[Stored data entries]
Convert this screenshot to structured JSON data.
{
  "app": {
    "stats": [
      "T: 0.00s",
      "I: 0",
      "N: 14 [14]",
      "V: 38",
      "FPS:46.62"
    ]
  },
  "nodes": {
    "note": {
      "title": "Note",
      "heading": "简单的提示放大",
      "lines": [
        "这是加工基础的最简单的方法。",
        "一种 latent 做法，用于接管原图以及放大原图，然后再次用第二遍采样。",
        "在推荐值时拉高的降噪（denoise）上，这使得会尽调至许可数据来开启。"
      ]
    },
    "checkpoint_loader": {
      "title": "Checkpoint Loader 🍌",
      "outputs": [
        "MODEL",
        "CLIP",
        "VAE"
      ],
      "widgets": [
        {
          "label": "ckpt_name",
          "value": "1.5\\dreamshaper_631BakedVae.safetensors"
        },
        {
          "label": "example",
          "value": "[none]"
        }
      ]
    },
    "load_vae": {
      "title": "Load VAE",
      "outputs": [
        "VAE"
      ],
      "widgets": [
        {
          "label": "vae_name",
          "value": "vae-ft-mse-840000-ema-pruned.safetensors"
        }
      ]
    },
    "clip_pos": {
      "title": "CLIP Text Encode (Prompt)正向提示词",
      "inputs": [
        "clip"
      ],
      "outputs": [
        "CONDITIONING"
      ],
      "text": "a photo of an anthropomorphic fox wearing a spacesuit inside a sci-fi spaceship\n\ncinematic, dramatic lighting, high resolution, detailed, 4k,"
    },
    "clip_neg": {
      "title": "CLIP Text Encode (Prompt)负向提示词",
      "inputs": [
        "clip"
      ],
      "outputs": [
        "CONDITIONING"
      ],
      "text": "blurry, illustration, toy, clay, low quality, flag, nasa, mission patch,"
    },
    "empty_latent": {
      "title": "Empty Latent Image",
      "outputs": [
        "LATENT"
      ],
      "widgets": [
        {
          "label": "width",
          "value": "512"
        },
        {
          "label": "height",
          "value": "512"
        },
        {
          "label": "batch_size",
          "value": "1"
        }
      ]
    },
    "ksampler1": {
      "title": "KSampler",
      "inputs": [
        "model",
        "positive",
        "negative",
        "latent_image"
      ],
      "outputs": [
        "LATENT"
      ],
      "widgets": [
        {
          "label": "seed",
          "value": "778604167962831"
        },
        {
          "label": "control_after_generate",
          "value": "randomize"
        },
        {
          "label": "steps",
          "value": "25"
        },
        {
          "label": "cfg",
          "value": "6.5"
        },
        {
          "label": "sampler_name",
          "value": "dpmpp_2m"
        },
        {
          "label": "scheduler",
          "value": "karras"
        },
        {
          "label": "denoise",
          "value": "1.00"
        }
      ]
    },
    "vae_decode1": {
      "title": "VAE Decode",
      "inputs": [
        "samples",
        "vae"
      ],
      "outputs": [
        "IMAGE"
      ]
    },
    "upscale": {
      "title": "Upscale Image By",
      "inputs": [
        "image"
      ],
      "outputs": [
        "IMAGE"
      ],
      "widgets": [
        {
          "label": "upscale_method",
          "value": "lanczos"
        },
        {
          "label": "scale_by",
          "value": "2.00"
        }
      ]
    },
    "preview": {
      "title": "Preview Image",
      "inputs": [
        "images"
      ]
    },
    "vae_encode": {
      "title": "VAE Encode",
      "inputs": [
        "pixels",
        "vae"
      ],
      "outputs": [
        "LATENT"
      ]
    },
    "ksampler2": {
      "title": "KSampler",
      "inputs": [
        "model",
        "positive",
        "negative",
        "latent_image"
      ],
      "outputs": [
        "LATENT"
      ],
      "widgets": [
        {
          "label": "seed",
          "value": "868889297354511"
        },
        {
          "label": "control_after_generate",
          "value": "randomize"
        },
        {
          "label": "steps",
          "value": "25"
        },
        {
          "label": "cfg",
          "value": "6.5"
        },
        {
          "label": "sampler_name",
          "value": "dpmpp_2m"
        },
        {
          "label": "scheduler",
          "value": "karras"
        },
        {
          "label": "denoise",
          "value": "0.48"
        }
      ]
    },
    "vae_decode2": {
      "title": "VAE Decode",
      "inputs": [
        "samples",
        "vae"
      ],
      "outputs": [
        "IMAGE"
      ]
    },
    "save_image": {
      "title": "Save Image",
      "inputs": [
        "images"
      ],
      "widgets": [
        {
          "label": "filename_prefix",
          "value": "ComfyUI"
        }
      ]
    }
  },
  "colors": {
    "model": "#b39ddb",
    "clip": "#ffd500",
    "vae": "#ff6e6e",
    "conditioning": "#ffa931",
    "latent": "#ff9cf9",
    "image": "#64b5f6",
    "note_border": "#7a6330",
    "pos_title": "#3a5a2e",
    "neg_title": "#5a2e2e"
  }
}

■ **GIVEN INSTRUCTION**
Write out the full listing, keeping every line exactly as it is.

■ **RESPONSE TO THE EXERCISE**
Convert this screenshot to structured JSON data.
{
  "app": {
    "stats": [
      "T: 0.00s",
      "I: 0",
      "N: 14 [14]",
      "V: 38",
      "FPS:46.62"
    ]
  },
  "nodes": {
    "note": {
      "title": "Note",
      "heading": "简单的提示放大",
      "lines": [
        "这是加工基础的最简单的方法。",
        "一种 latent 做法，用于接管原图以及放大原图，然后再次用第二遍采样。",
        "在推荐值时拉高的降噪（denoise）上，这使得会尽调至许可数据来开启。"
      ]
    },
    "checkpoint_loader": {
      "title": "Checkpoint Loader 🍌",
      "outputs": [
        "MODEL",
        "CLIP",
        "VAE"
      ],
      "widgets": [
        {
          "label": "ckpt_name",
          "value": "1.5\\dreamshaper_631BakedVae.safetensors"
        },
        {
          "label": "example",
          "value": "[none]"
        }
      ]
    },
    "load_vae": {
      "title": "Load VAE",
      "outputs": [
        "VAE"
      ],
      "widgets": [
        {
          "label": "vae_name",
          "value": "vae-ft-mse-840000-ema-pruned.safetensors"
        }
      ]
    },
    "clip_pos": {
      "title": "CLIP Text Encode (Prompt)正向提示词",
      "inputs": [
        "clip"
      ],
      "outputs": [
        "CONDITIONING"
      ],
      "text": "a photo of an anthropomorphic fox wearing a spacesuit inside a sci-fi spaceship\n\ncinematic, dramatic lighting, high resolution, detailed, 4k,"
    },
    "clip_neg": {
      "title": "CLIP Text Encode (Prompt)负向提示词",
      "inputs": [
        "clip"
      ],
      "outputs": [
        "CONDITIONING"
      ],
      "text": "blurry, illustration, toy, clay, low quality, flag, nasa, mission patch,"
    },
    "empty_latent": {
      "title": "Empty Latent Image",
      "outputs": [
        "LATENT"
      ],
      "widgets": [
        {
          "label": "width",
          "value": "512"
        },
        {
          "label": "height",
          "value": "512"
        },
        {
          "label": "batch_size",
          "value": "1"
        }
      ]
    },
    "ksampler1": {
      "title": "KSampler",
      "inputs": [
        "model",
        "positive",
        "negative",
        "latent_image"
      ],
      "outputs": [
        "LATENT"
      ],
      "widgets": [
        {
          "label": "seed",
          "value": "778604167962831"
        },
        {
          "label": "control_after_generate",
          "value": "randomize"
        },
        {
          "label": "steps",
          "value": "25"
        },
        {
          "label": "cfg",
          "value": "6.5"
        },
        {
          "label": "sampler_name",
          "value": "dpmpp_2m"
        },
        {
          "label": "scheduler",
          "value": "karras"
        },
        {
          "label": "denoise",
          "value": "1.00"
        }
      ]
    },
    "vae_decode1": {
      "title": "VAE Decode",
      "inputs": [
        "samples",
        "vae"
      ],
      "outputs": [
        "IMAGE"
      ]
    },
    "upscale": {
      "title": "Upscale Image By",
      "inputs": [
        "image"
      ],
      "outputs": [
        "IMAGE"
      ],
      "widgets": [
        {
          "label": "upscale_method",
          "value": "lanczos"
        },
        {
          "label": "scale_by",
          "value": "2.00"
        }
      ]
    },
    "preview": {
      "title": "Preview Image",
      "inputs": [
        "images"
      ]
    },
    "vae_encode": {
      "title": "VAE Encode",
      "inputs": [
        "pixels",
        "vae"
      ],
      "outputs": [
        "LATENT"
      ]
    },
    "ksampler2": {
      "title": "KSampler",
      "inputs": [
        "model",
        "positive",
        "negative",
        "latent_image"
      ],
      "outputs": [
        "LATENT"
      ],
      "widgets": [
        {
          "label": "seed",
          "value": "868889297354511"
        },
        {
          "label": "control_after_generate",
          "value": "randomize"
        },
        {
          "label": "steps",
          "value": "25"
        },
        {
          "label": "cfg",
          "value": "6.5"
        },
        {
          "label": "sampler_name",
          "value": "dpmpp_2m"
        },
        {
          "label": "scheduler",
          "value": "karras"
        },
        {
          "label": "denoise",
          "value": "0.48"
        }
      ]
    },
    "vae_decode2": {
      "title": "VAE Decode",
      "inputs": [
        "samples",
        "vae"
      ],
      "outputs": [
        "IMAGE"
      ]
    },
    "save_image": {
      "title": "Save Image",
      "inputs": [
        "images"
      ],
      "widgets": [
        {
          "label": "filename_prefix",
          "value": "ComfyUI"
        }
      ]
    }
  },
  "colors": {
    "model": "#b39ddb",
    "clip": "#ffd500",
    "vae": "#ff6e6e",
    "conditioning": "#ffa931",
    "latent": "#ff9cf9",
    "image": "#64b5f6",
    "note_border": "#7a6330",
    "pos_title": "#3a5a2e",
    "neg_title": "#5a2e2e"
  }
}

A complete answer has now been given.